Among the lines of this listing, determine how many contain the string "NSIS". Answer with the number only.

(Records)

START

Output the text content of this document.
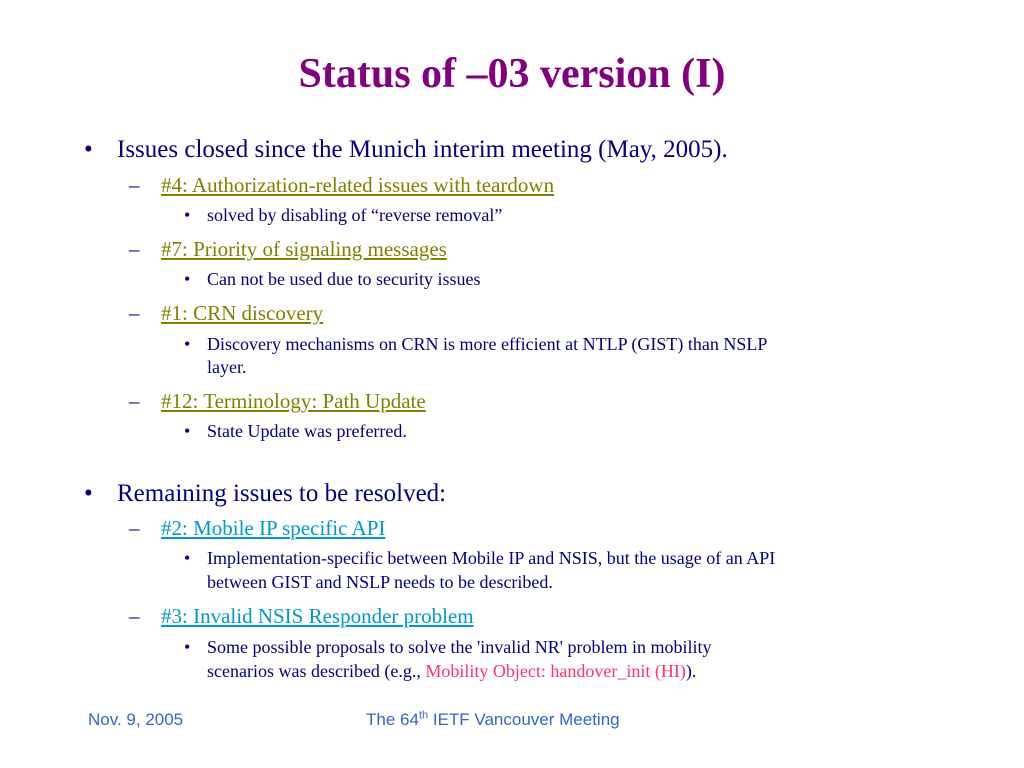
Status of –03 version (I)
• Issues closed since the Munich interim meeting (May, 2005).
– #4: Authorization-related issues with teardown
• solved by disabling of “reverse removal”
– #7: Priority of signaling messages
• Can not be used due to security issues
– #1: CRN discovery
• Discovery mechanisms on CRN is more efficient at NTLP (GIST) than NSLP
layer.
– #12: Terminology: Path Update
• State Update was preferred.
• Remaining issues to be resolved:
– #2: Mobile IP specific API
• Implementation-specific between Mobile IP and NSIS, but the usage of an API
between GIST and NSLP needs to be described.
– #3: Invalid NSIS Responder problem
• Some possible proposals to solve the 'invalid NR' problem in mobility
scenarios was described (e.g., Mobility Object: handover_init (HI)).
Nov. 9, 2005	The 64th IETF Vancouver Meeting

END

Task solution
2